Instructions to follow
Word for word, give the material below again, minus any images.

Recorded information
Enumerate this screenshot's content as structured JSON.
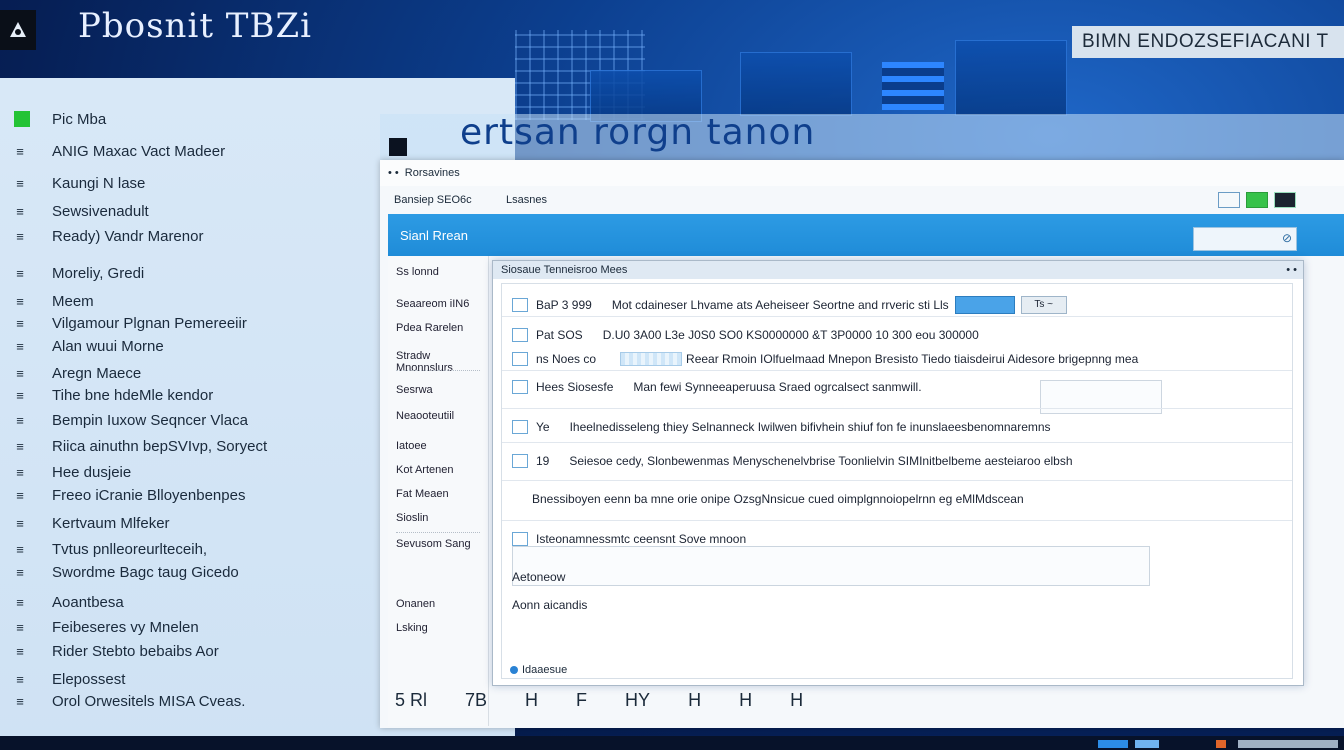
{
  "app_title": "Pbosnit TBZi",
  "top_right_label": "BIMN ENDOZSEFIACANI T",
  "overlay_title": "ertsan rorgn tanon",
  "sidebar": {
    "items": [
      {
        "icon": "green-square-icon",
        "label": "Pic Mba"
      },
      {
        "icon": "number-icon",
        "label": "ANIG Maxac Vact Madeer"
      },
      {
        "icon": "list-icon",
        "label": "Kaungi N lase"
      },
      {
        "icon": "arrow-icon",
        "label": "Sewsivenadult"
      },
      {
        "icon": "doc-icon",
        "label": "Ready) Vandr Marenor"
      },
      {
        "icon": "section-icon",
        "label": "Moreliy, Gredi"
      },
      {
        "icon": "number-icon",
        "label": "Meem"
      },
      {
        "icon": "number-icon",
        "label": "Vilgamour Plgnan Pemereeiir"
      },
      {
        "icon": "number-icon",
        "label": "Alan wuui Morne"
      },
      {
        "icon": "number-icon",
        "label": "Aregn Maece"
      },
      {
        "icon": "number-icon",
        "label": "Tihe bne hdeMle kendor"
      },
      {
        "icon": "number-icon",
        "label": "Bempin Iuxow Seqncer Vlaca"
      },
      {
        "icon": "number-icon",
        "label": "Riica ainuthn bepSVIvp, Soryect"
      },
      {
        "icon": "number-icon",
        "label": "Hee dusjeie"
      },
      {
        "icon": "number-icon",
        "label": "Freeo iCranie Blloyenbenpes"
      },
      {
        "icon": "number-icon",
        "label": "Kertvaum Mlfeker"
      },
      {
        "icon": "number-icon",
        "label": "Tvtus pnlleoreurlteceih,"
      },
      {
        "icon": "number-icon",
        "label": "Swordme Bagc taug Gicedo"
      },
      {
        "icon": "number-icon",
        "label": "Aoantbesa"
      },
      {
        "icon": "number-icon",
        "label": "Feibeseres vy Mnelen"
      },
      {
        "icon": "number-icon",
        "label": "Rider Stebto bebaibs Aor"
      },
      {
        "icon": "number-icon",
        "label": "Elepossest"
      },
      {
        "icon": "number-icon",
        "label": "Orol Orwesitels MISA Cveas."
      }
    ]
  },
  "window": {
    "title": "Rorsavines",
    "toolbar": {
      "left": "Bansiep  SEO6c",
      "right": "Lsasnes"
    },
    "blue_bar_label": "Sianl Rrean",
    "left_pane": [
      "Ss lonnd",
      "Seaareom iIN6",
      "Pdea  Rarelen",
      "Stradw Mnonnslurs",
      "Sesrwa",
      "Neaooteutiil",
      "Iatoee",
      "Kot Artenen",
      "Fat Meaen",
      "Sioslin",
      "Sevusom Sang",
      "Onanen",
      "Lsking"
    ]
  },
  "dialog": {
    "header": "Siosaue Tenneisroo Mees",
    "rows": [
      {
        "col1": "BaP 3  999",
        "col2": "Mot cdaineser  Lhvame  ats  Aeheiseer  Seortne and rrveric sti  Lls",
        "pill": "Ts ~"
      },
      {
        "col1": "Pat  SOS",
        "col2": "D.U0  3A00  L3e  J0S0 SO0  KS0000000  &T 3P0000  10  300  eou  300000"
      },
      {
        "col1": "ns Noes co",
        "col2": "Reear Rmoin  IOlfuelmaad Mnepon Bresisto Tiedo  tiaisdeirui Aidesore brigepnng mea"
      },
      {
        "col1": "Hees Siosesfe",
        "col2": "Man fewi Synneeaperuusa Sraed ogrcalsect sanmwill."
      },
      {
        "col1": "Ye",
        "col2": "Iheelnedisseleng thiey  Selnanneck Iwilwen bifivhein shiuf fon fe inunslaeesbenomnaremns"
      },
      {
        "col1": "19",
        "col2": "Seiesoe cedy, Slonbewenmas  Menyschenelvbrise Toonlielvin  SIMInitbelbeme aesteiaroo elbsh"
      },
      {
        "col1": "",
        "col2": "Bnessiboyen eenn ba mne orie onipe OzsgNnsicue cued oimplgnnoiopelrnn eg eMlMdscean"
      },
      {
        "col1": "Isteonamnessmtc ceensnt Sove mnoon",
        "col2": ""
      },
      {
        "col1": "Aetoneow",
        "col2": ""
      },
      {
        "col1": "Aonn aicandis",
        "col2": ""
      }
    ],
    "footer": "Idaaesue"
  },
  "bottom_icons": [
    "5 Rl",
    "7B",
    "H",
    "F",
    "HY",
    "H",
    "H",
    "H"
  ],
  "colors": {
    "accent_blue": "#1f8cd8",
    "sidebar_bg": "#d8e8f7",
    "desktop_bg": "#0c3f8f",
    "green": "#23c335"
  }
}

Written answer
Enumerate this screenshot's content as structured JSON.
{
  "app_title": "Pbosnit TBZi",
  "top_right_label": "BIMN ENDOZSEFIACANI T",
  "overlay_title": "ertsan rorgn tanon",
  "sidebar": {
    "items": [
      {
        "icon": "green-square-icon",
        "label": "Pic Mba"
      },
      {
        "icon": "number-icon",
        "label": "ANIG Maxac Vact Madeer"
      },
      {
        "icon": "list-icon",
        "label": "Kaungi N lase"
      },
      {
        "icon": "arrow-icon",
        "label": "Sewsivenadult"
      },
      {
        "icon": "doc-icon",
        "label": "Ready) Vandr Marenor"
      },
      {
        "icon": "section-icon",
        "label": "Moreliy, Gredi"
      },
      {
        "icon": "number-icon",
        "label": "Meem"
      },
      {
        "icon": "number-icon",
        "label": "Vilgamour Plgnan Pemereeiir"
      },
      {
        "icon": "number-icon",
        "label": "Alan wuui Morne"
      },
      {
        "icon": "number-icon",
        "label": "Aregn Maece"
      },
      {
        "icon": "number-icon",
        "label": "Tihe bne hdeMle kendor"
      },
      {
        "icon": "number-icon",
        "label": "Bempin Iuxow Seqncer Vlaca"
      },
      {
        "icon": "number-icon",
        "label": "Riica ainuthn bepSVIvp, Soryect"
      },
      {
        "icon": "number-icon",
        "label": "Hee dusjeie"
      },
      {
        "icon": "number-icon",
        "label": "Freeo iCranie Blloyenbenpes"
      },
      {
        "icon": "number-icon",
        "label": "Kertvaum Mlfeker"
      },
      {
        "icon": "number-icon",
        "label": "Tvtus pnlleoreurlteceih,"
      },
      {
        "icon": "number-icon",
        "label": "Swordme Bagc taug Gicedo"
      },
      {
        "icon": "number-icon",
        "label": "Aoantbesa"
      },
      {
        "icon": "number-icon",
        "label": "Feibeseres vy Mnelen"
      },
      {
        "icon": "number-icon",
        "label": "Rider Stebto bebaibs Aor"
      },
      {
        "icon": "number-icon",
        "label": "Elepossest"
      },
      {
        "icon": "number-icon",
        "label": "Orol Orwesitels MISA Cveas."
      }
    ]
  },
  "window": {
    "title": "Rorsavines",
    "toolbar": {
      "left": "Bansiep  SEO6c",
      "right": "Lsasnes"
    },
    "blue_bar_label": "Sianl Rrean",
    "left_pane": [
      "Ss lonnd",
      "Seaareom iIN6",
      "Pdea  Rarelen",
      "Stradw Mnonnslurs",
      "Sesrwa",
      "Neaooteutiil",
      "Iatoee",
      "Kot Artenen",
      "Fat Meaen",
      "Sioslin",
      "Sevusom Sang",
      "Onanen",
      "Lsking"
    ]
  },
  "dialog": {
    "header": "Siosaue Tenneisroo Mees",
    "rows": [
      {
        "col1": "BaP 3  999",
        "col2": "Mot cdaineser  Lhvame  ats  Aeheiseer  Seortne and rrveric sti  Lls",
        "pill": "Ts ~"
      },
      {
        "col1": "Pat  SOS",
        "col2": "D.U0  3A00  L3e  J0S0 SO0  KS0000000  &T 3P0000  10  300  eou  300000"
      },
      {
        "col1": "ns Noes co",
        "col2": "Reear Rmoin  IOlfuelmaad Mnepon Bresisto Tiedo  tiaisdeirui Aidesore brigepnng mea"
      },
      {
        "col1": "Hees Siosesfe",
        "col2": "Man fewi Synneeaperuusa Sraed ogrcalsect sanmwill."
      },
      {
        "col1": "Ye",
        "col2": "Iheelnedisseleng thiey  Selnanneck Iwilwen bifivhein shiuf fon fe inunslaeesbenomnaremns"
      },
      {
        "col1": "19",
        "col2": "Seiesoe cedy, Slonbewenmas  Menyschenelvbrise Toonlielvin  SIMInitbelbeme aesteiaroo elbsh"
      },
      {
        "col1": "",
        "col2": "Bnessiboyen eenn ba mne orie onipe OzsgNnsicue cued oimplgnnoiopelrnn eg eMlMdscean"
      },
      {
        "col1": "Isteonamnessmtc ceensnt Sove mnoon",
        "col2": ""
      },
      {
        "col1": "Aetoneow",
        "col2": ""
      },
      {
        "col1": "Aonn aicandis",
        "col2": ""
      }
    ],
    "footer": "Idaaesue"
  },
  "bottom_icons": [
    "5 Rl",
    "7B",
    "H",
    "F",
    "HY",
    "H",
    "H",
    "H"
  ],
  "colors": {
    "accent_blue": "#1f8cd8",
    "sidebar_bg": "#d8e8f7",
    "desktop_bg": "#0c3f8f",
    "green": "#23c335"
  }
}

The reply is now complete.